# [PROBLEM TO SOLVE]
Repeat, exactly and completely, the material that follows. Omit the pictures.

# [MATERIAL SHOWN]
-- Start --
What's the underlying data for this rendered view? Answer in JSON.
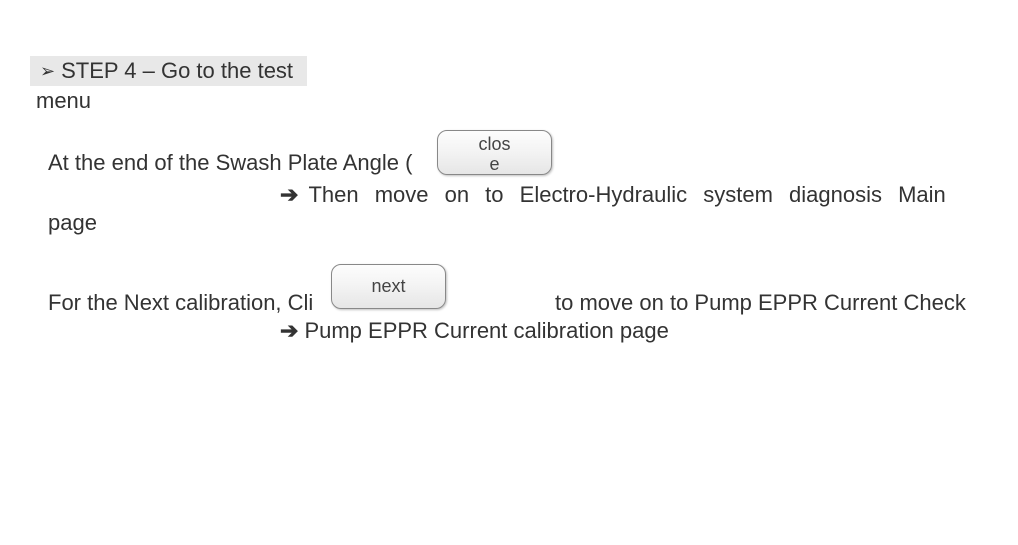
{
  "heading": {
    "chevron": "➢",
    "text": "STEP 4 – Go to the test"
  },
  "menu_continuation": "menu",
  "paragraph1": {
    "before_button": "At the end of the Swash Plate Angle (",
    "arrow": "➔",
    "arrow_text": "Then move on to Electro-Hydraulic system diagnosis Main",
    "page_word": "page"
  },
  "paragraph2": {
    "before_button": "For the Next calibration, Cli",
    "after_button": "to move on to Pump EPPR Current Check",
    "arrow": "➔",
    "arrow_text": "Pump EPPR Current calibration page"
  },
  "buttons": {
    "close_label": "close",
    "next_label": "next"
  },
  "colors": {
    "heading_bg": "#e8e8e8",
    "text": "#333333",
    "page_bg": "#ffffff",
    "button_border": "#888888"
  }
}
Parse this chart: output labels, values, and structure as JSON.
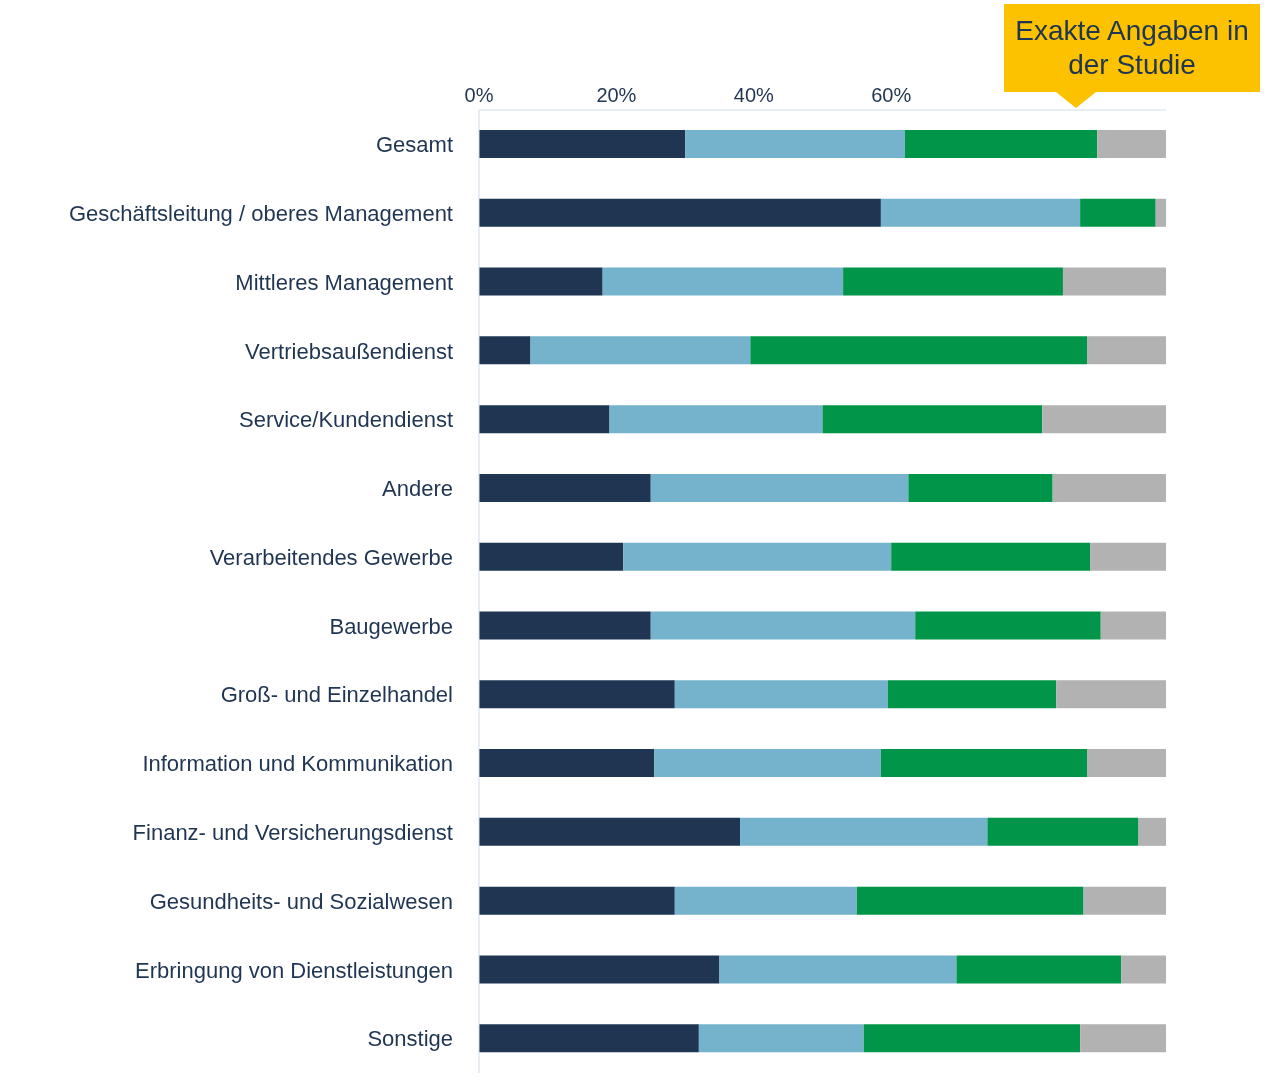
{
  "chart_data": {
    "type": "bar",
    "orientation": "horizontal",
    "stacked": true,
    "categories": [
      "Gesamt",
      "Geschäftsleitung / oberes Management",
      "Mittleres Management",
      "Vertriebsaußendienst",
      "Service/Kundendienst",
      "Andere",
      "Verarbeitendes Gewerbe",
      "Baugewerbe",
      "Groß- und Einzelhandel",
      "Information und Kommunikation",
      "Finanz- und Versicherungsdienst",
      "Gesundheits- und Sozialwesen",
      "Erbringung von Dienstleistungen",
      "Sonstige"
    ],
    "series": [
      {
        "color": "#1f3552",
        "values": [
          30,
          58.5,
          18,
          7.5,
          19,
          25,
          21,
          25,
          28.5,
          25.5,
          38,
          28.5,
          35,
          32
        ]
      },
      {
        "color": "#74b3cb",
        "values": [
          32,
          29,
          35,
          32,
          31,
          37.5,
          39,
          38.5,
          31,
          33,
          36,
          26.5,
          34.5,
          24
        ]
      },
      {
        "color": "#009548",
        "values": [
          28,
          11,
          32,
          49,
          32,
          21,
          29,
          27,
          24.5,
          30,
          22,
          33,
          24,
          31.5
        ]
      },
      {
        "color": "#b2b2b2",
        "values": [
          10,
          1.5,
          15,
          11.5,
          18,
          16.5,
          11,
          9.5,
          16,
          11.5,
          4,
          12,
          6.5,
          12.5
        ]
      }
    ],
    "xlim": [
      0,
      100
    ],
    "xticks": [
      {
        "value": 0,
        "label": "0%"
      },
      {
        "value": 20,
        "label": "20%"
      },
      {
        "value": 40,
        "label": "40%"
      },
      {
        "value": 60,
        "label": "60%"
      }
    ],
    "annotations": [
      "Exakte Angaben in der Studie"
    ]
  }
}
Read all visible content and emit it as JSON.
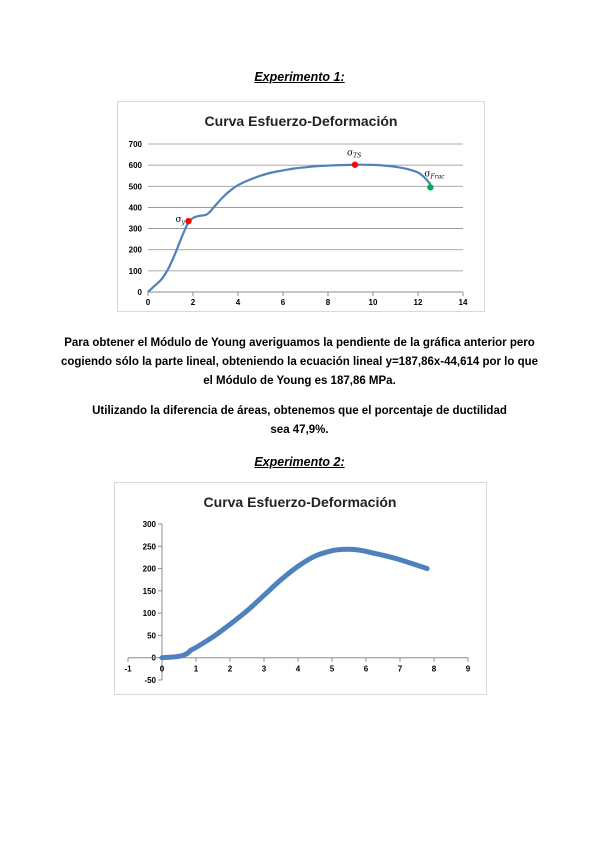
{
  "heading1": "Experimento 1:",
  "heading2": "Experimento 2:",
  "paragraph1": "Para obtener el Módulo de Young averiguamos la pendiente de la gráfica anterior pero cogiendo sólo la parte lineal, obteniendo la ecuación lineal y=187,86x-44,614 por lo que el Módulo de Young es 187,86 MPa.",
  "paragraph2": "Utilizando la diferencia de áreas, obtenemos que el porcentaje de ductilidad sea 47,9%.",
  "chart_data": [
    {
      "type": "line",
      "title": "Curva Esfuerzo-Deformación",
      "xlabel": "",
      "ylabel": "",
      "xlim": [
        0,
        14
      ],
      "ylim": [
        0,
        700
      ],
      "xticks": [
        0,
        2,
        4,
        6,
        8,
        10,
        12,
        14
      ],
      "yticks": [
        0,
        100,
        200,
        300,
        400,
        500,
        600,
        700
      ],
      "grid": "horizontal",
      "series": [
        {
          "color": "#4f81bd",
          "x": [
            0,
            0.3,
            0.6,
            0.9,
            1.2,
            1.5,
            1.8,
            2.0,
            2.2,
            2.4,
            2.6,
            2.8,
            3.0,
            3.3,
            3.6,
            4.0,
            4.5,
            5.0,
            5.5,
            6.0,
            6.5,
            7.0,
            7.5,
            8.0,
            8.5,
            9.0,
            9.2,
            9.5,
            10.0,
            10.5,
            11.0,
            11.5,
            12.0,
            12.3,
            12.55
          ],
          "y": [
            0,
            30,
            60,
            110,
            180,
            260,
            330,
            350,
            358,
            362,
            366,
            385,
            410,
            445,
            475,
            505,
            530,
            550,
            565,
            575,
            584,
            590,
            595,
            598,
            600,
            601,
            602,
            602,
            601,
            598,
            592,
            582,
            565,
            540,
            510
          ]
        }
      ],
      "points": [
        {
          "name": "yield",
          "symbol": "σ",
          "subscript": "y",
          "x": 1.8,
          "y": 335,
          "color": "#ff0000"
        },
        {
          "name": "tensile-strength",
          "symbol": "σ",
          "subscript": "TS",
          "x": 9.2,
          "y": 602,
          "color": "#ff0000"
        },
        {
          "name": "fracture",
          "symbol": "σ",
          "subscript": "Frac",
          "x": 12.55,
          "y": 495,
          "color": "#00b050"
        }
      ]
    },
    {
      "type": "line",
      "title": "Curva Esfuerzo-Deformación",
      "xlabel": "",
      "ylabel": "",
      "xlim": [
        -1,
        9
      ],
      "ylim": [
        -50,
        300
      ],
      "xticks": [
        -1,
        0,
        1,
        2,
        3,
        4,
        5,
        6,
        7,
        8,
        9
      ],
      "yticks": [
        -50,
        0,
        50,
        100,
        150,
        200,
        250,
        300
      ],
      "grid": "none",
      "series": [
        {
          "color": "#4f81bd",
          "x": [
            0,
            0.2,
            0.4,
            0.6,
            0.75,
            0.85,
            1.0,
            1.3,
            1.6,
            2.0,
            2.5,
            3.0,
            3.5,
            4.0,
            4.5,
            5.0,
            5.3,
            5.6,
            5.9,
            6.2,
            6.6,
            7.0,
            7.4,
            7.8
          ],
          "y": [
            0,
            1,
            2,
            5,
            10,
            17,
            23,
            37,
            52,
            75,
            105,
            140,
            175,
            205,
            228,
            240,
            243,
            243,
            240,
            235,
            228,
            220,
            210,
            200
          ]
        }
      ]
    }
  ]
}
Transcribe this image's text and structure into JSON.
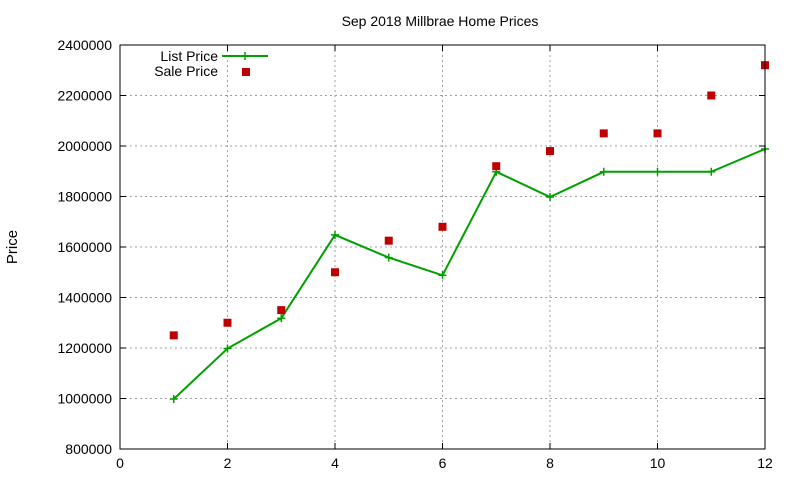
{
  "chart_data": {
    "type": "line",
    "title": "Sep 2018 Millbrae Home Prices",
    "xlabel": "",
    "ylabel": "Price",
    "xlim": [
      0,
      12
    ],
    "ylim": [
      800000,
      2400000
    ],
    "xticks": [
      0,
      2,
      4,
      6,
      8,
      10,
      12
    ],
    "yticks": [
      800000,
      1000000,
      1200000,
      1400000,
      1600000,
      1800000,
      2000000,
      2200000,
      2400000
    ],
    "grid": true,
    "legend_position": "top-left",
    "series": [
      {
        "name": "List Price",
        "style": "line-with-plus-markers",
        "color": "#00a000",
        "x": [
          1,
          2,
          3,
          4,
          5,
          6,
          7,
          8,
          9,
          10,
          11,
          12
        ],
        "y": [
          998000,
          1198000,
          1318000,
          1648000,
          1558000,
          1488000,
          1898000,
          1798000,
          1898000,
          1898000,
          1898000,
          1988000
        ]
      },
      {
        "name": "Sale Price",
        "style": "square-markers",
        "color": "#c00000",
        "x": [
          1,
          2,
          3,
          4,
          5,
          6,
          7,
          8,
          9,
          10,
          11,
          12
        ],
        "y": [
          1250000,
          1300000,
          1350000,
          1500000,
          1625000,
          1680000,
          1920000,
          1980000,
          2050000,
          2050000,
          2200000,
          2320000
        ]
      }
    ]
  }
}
-- End --
# [FULL OUTPUT]
What's the underlying data for this rendered view? Answer in JSON.
{
  "heading": {
    "chevron": "➢",
    "text": "STEP 4 – Go to the test"
  },
  "menu_continuation": "menu",
  "paragraph1": {
    "before_button": "At the end of the Swash Plate Angle (",
    "arrow": "➔",
    "arrow_text": "Then move on to Electro-Hydraulic system diagnosis Main",
    "page_word": "page"
  },
  "paragraph2": {
    "before_button": "For the Next calibration, Cli",
    "after_button": "to move on to Pump EPPR Current Check",
    "arrow": "➔",
    "arrow_text": "Pump EPPR Current calibration page"
  },
  "buttons": {
    "close_label": "close",
    "next_label": "next"
  },
  "colors": {
    "heading_bg": "#e8e8e8",
    "text": "#333333",
    "page_bg": "#ffffff",
    "button_border": "#888888"
  }
}
Parse this chart: output labels, values, and structure as JSON.
{
  "chart_data": {
    "type": "bar",
    "orientation": "horizontal",
    "stacked": true,
    "categories": [
      "Gesamt",
      "Geschäftsleitung / oberes Management",
      "Mittleres Management",
      "Vertriebsaußendienst",
      "Service/Kundendienst",
      "Andere",
      "Verarbeitendes Gewerbe",
      "Baugewerbe",
      "Groß- und Einzelhandel",
      "Information und Kommunikation",
      "Finanz- und Versicherungsdienst",
      "Gesundheits- und Sozialwesen",
      "Erbringung von Dienstleistungen",
      "Sonstige"
    ],
    "series": [
      {
        "color": "#1f3552",
        "values": [
          30,
          58.5,
          18,
          7.5,
          19,
          25,
          21,
          25,
          28.5,
          25.5,
          38,
          28.5,
          35,
          32
        ]
      },
      {
        "color": "#74b3cb",
        "values": [
          32,
          29,
          35,
          32,
          31,
          37.5,
          39,
          38.5,
          31,
          33,
          36,
          26.5,
          34.5,
          24
        ]
      },
      {
        "color": "#009548",
        "values": [
          28,
          11,
          32,
          49,
          32,
          21,
          29,
          27,
          24.5,
          30,
          22,
          33,
          24,
          31.5
        ]
      },
      {
        "color": "#b2b2b2",
        "values": [
          10,
          1.5,
          15,
          11.5,
          18,
          16.5,
          11,
          9.5,
          16,
          11.5,
          4,
          12,
          6.5,
          12.5
        ]
      }
    ],
    "xlim": [
      0,
      100
    ],
    "xticks": [
      {
        "value": 0,
        "label": "0%"
      },
      {
        "value": 20,
        "label": "20%"
      },
      {
        "value": 40,
        "label": "40%"
      },
      {
        "value": 60,
        "label": "60%"
      }
    ],
    "annotations": [
      "Exakte Angaben in der Studie"
    ]
  }
}
Read all visible content and emit it as JSON.
{
  "heading1": "Experimento 1:",
  "heading2": "Experimento 2:",
  "paragraph1": "Para obtener el Módulo de Young averiguamos la pendiente de la gráfica anterior pero cogiendo sólo la parte lineal, obteniendo la ecuación lineal y=187,86x-44,614 por lo que el Módulo de Young es 187,86 MPa.",
  "paragraph2": "Utilizando la diferencia de áreas, obtenemos que el porcentaje de ductilidad sea 47,9%.",
  "chart_data": [
    {
      "type": "line",
      "title": "Curva Esfuerzo-Deformación",
      "xlabel": "",
      "ylabel": "",
      "xlim": [
        0,
        14
      ],
      "ylim": [
        0,
        700
      ],
      "xticks": [
        0,
        2,
        4,
        6,
        8,
        10,
        12,
        14
      ],
      "yticks": [
        0,
        100,
        200,
        300,
        400,
        500,
        600,
        700
      ],
      "grid": "horizontal",
      "series": [
        {
          "color": "#4f81bd",
          "x": [
            0,
            0.3,
            0.6,
            0.9,
            1.2,
            1.5,
            1.8,
            2.0,
            2.2,
            2.4,
            2.6,
            2.8,
            3.0,
            3.3,
            3.6,
            4.0,
            4.5,
            5.0,
            5.5,
            6.0,
            6.5,
            7.0,
            7.5,
            8.0,
            8.5,
            9.0,
            9.2,
            9.5,
            10.0,
            10.5,
            11.0,
            11.5,
            12.0,
            12.3,
            12.55
          ],
          "y": [
            0,
            30,
            60,
            110,
            180,
            260,
            330,
            350,
            358,
            362,
            366,
            385,
            410,
            445,
            475,
            505,
            530,
            550,
            565,
            575,
            584,
            590,
            595,
            598,
            600,
            601,
            602,
            602,
            601,
            598,
            592,
            582,
            565,
            540,
            510
          ]
        }
      ],
      "points": [
        {
          "name": "yield",
          "symbol": "σ",
          "subscript": "y",
          "x": 1.8,
          "y": 335,
          "color": "#ff0000"
        },
        {
          "name": "tensile-strength",
          "symbol": "σ",
          "subscript": "TS",
          "x": 9.2,
          "y": 602,
          "color": "#ff0000"
        },
        {
          "name": "fracture",
          "symbol": "σ",
          "subscript": "Frac",
          "x": 12.55,
          "y": 495,
          "color": "#00b050"
        }
      ]
    },
    {
      "type": "line",
      "title": "Curva Esfuerzo-Deformación",
      "xlabel": "",
      "ylabel": "",
      "xlim": [
        -1,
        9
      ],
      "ylim": [
        -50,
        300
      ],
      "xticks": [
        -1,
        0,
        1,
        2,
        3,
        4,
        5,
        6,
        7,
        8,
        9
      ],
      "yticks": [
        -50,
        0,
        50,
        100,
        150,
        200,
        250,
        300
      ],
      "grid": "none",
      "series": [
        {
          "color": "#4f81bd",
          "x": [
            0,
            0.2,
            0.4,
            0.6,
            0.75,
            0.85,
            1.0,
            1.3,
            1.6,
            2.0,
            2.5,
            3.0,
            3.5,
            4.0,
            4.5,
            5.0,
            5.3,
            5.6,
            5.9,
            6.2,
            6.6,
            7.0,
            7.4,
            7.8
          ],
          "y": [
            0,
            1,
            2,
            5,
            10,
            17,
            23,
            37,
            52,
            75,
            105,
            140,
            175,
            205,
            228,
            240,
            243,
            243,
            240,
            235,
            228,
            220,
            210,
            200
          ]
        }
      ]
    }
  ]
}
Transcribe this image's text and structure into JSON.
{
  "chart_data": {
    "type": "line",
    "title": "Sep 2018 Millbrae Home Prices",
    "xlabel": "",
    "ylabel": "Price",
    "xlim": [
      0,
      12
    ],
    "ylim": [
      800000,
      2400000
    ],
    "xticks": [
      0,
      2,
      4,
      6,
      8,
      10,
      12
    ],
    "yticks": [
      800000,
      1000000,
      1200000,
      1400000,
      1600000,
      1800000,
      2000000,
      2200000,
      2400000
    ],
    "grid": true,
    "legend_position": "top-left",
    "series": [
      {
        "name": "List Price",
        "style": "line-with-plus-markers",
        "color": "#00a000",
        "x": [
          1,
          2,
          3,
          4,
          5,
          6,
          7,
          8,
          9,
          10,
          11,
          12
        ],
        "y": [
          998000,
          1198000,
          1318000,
          1648000,
          1558000,
          1488000,
          1898000,
          1798000,
          1898000,
          1898000,
          1898000,
          1988000
        ]
      },
      {
        "name": "Sale Price",
        "style": "square-markers",
        "color": "#c00000",
        "x": [
          1,
          2,
          3,
          4,
          5,
          6,
          7,
          8,
          9,
          10,
          11,
          12
        ],
        "y": [
          1250000,
          1300000,
          1350000,
          1500000,
          1625000,
          1680000,
          1920000,
          1980000,
          2050000,
          2050000,
          2200000,
          2320000
        ]
      }
    ]
  }
}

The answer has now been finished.